■ What is needed
Images embedded in the records are excluded; print everything else exactly as given.

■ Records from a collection
• • • •
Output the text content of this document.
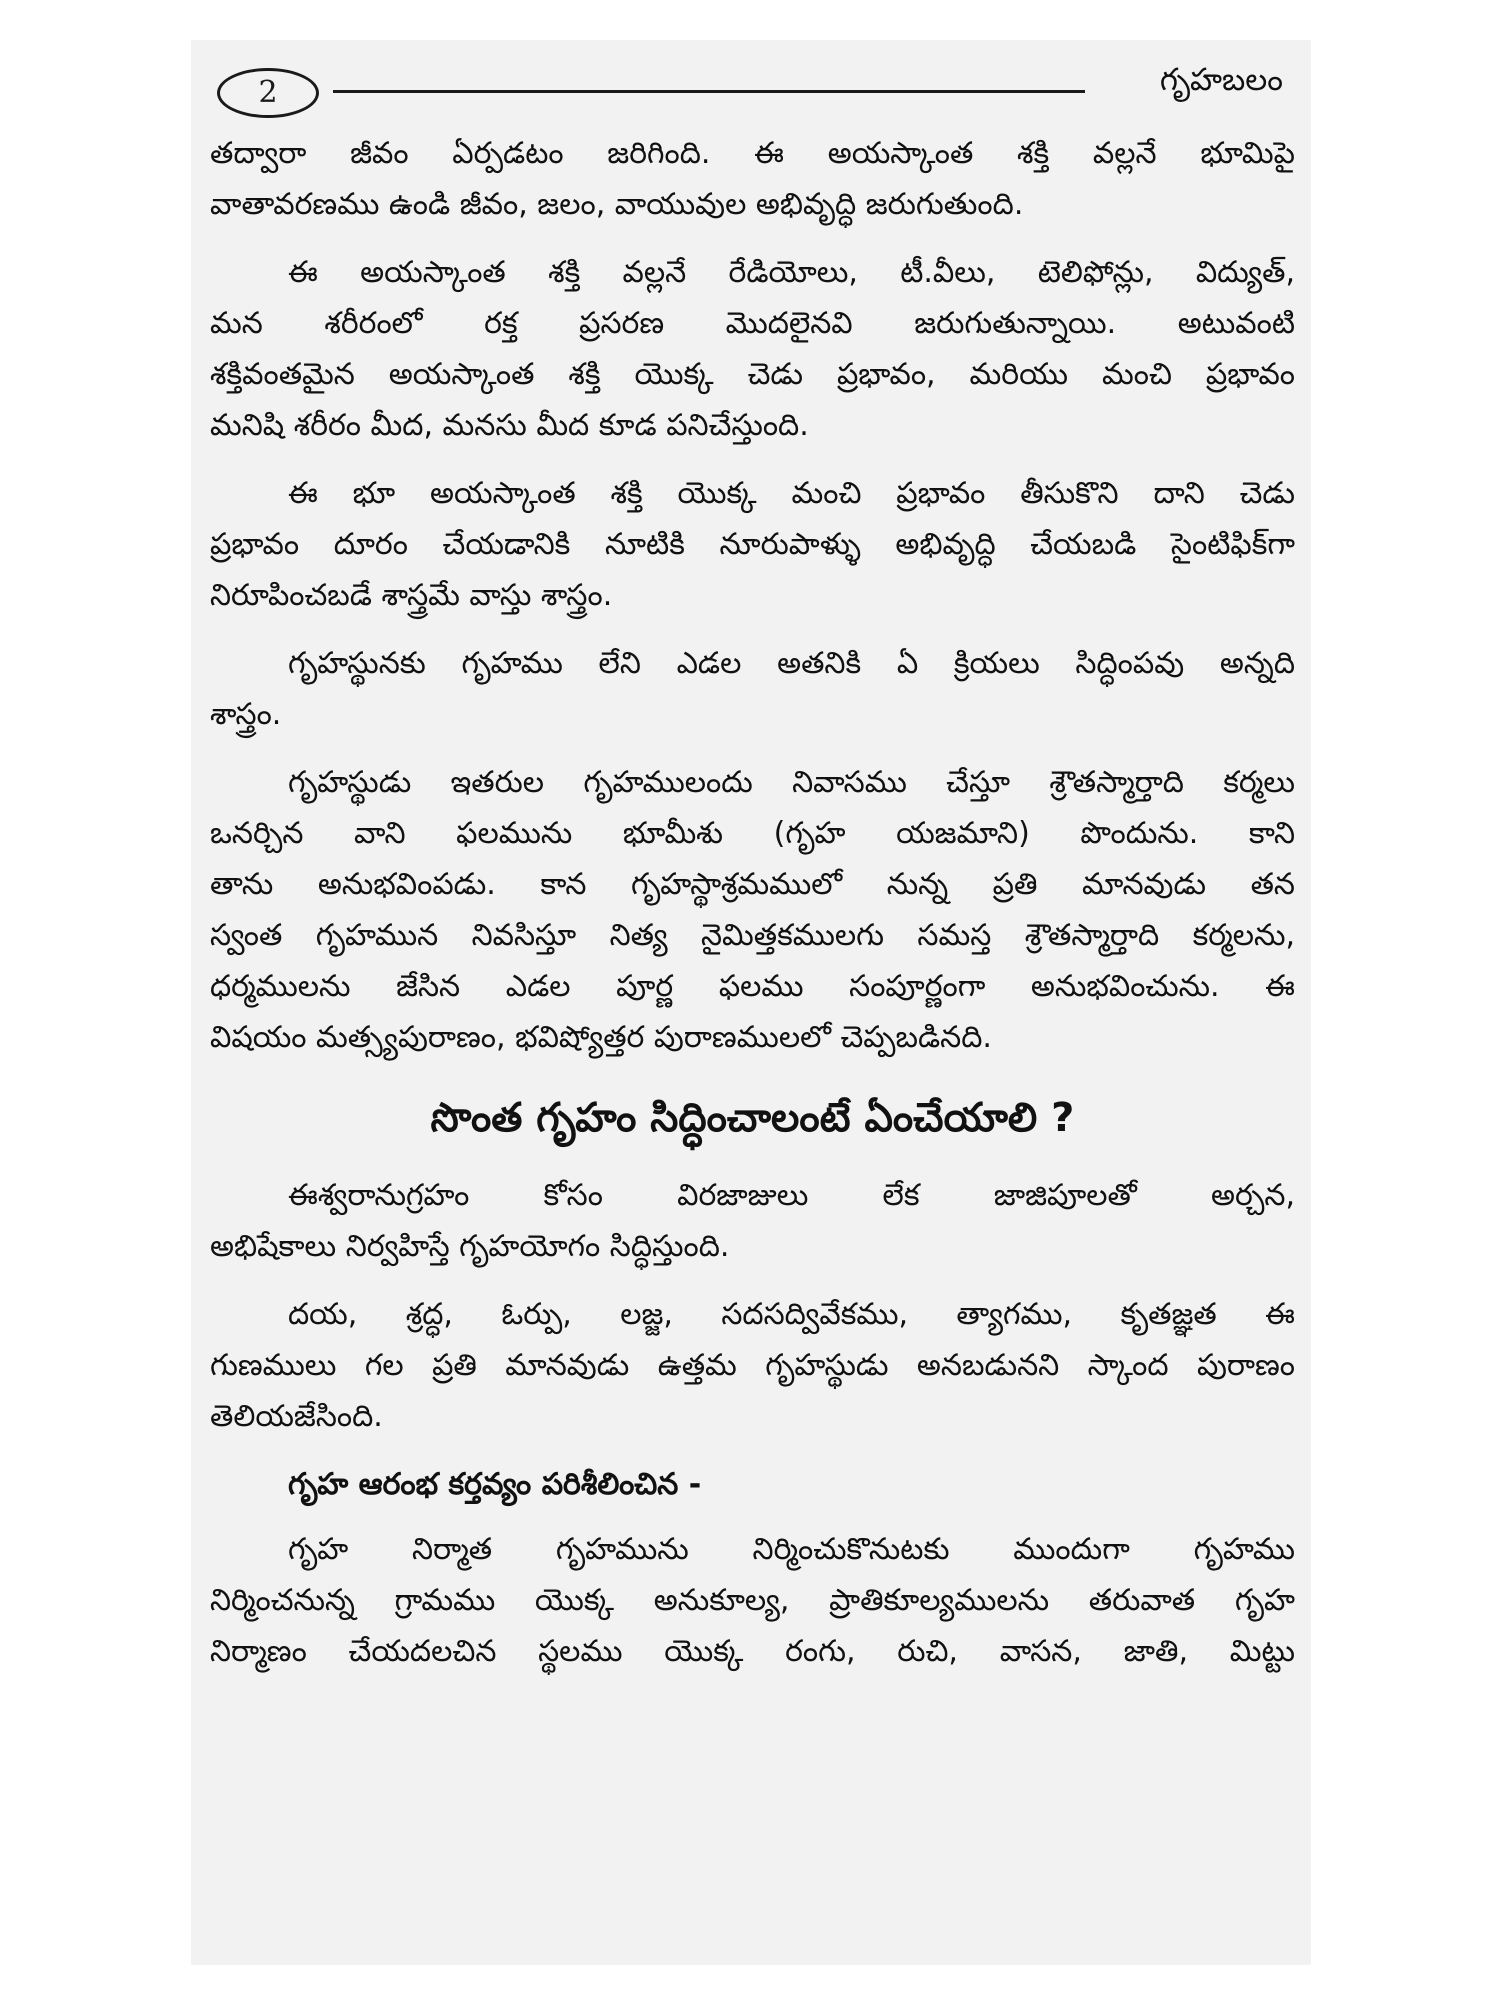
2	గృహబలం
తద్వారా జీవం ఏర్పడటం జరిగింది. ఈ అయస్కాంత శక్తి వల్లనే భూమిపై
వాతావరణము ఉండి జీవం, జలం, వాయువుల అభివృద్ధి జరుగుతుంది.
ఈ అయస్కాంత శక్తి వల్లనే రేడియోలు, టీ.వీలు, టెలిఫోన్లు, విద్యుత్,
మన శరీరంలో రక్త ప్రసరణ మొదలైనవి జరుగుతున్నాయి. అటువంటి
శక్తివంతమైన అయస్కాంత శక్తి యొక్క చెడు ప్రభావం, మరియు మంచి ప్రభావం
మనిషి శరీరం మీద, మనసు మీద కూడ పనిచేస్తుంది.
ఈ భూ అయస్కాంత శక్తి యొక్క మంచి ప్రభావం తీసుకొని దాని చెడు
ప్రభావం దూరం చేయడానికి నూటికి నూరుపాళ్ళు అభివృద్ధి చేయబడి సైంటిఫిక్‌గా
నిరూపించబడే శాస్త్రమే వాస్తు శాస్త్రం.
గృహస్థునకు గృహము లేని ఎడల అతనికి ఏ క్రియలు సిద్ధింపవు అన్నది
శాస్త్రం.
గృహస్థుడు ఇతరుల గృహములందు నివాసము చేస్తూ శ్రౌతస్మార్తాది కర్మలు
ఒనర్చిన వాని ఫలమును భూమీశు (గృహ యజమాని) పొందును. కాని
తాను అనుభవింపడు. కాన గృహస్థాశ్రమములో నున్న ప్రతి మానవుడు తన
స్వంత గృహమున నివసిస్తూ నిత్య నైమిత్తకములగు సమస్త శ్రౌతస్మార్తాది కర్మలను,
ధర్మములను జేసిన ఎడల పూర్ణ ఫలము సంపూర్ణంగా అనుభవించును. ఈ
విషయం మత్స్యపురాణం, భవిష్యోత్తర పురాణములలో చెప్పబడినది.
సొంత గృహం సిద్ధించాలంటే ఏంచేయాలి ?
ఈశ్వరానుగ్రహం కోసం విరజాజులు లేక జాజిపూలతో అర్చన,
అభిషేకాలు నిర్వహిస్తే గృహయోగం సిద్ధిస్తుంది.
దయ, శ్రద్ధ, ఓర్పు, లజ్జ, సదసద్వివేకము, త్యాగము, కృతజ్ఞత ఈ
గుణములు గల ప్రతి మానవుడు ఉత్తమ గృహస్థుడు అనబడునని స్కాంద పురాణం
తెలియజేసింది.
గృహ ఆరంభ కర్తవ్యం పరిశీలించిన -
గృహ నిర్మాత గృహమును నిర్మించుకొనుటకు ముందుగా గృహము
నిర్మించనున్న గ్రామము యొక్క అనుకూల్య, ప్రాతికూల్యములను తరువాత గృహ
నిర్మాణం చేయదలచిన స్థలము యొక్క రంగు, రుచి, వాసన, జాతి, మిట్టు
• • • •
■ Result
Output the text content of this document.
2	గృహబలం
తద్వారా జీవం ఏర్పడటం జరిగింది. ఈ అయస్కాంత శక్తి వల్లనే భూమిపై
వాతావరణము ఉండి జీవం, జలం, వాయువుల అభివృద్ధి జరుగుతుంది.
ఈ అయస్కాంత శక్తి వల్లనే రేడియోలు, టీ.వీలు, టెలిఫోన్లు, విద్యుత్,
మన శరీరంలో రక్త ప్రసరణ మొదలైనవి జరుగుతున్నాయి. అటువంటి
శక్తివంతమైన అయస్కాంత శక్తి యొక్క చెడు ప్రభావం, మరియు మంచి ప్రభావం
మనిషి శరీరం మీద, మనసు మీద కూడ పనిచేస్తుంది.
ఈ భూ అయస్కాంత శక్తి యొక్క మంచి ప్రభావం తీసుకొని దాని చెడు
ప్రభావం దూరం చేయడానికి నూటికి నూరుపాళ్ళు అభివృద్ధి చేయబడి సైంటిఫిక్‌గా
నిరూపించబడే శాస్త్రమే వాస్తు శాస్త్రం.
గృహస్థునకు గృహము లేని ఎడల అతనికి ఏ క్రియలు సిద్ధింపవు అన్నది
శాస్త్రం.
గృహస్థుడు ఇతరుల గృహములందు నివాసము చేస్తూ శ్రౌతస్మార్తాది కర్మలు
ఒనర్చిన వాని ఫలమును భూమీశు (గృహ యజమాని) పొందును. కాని
తాను అనుభవింపడు. కాన గృహస్థాశ్రమములో నున్న ప్రతి మానవుడు తన
స్వంత గృహమున నివసిస్తూ నిత్య నైమిత్తకములగు సమస్త శ్రౌతస్మార్తాది కర్మలను,
ధర్మములను జేసిన ఎడల పూర్ణ ఫలము సంపూర్ణంగా అనుభవించును. ఈ
విషయం మత్స్యపురాణం, భవిష్యోత్తర పురాణములలో చెప్పబడినది.
సొంత గృహం సిద్ధించాలంటే ఏంచేయాలి ?
ఈశ్వరానుగ్రహం కోసం విరజాజులు లేక జాజిపూలతో అర్చన,
అభిషేకాలు నిర్వహిస్తే గృహయోగం సిద్ధిస్తుంది.
దయ, శ్రద్ధ, ఓర్పు, లజ్జ, సదసద్వివేకము, త్యాగము, కృతజ్ఞత ఈ
గుణములు గల ప్రతి మానవుడు ఉత్తమ గృహస్థుడు అనబడునని స్కాంద పురాణం
తెలియజేసింది.
గృహ ఆరంభ కర్తవ్యం పరిశీలించిన -
గృహ నిర్మాత గృహమును నిర్మించుకొనుటకు ముందుగా గృహము
నిర్మించనున్న గ్రామము యొక్క అనుకూల్య, ప్రాతికూల్యములను తరువాత గృహ
నిర్మాణం చేయదలచిన స్థలము యొక్క రంగు, రుచి, వాసన, జాతి, మిట్టు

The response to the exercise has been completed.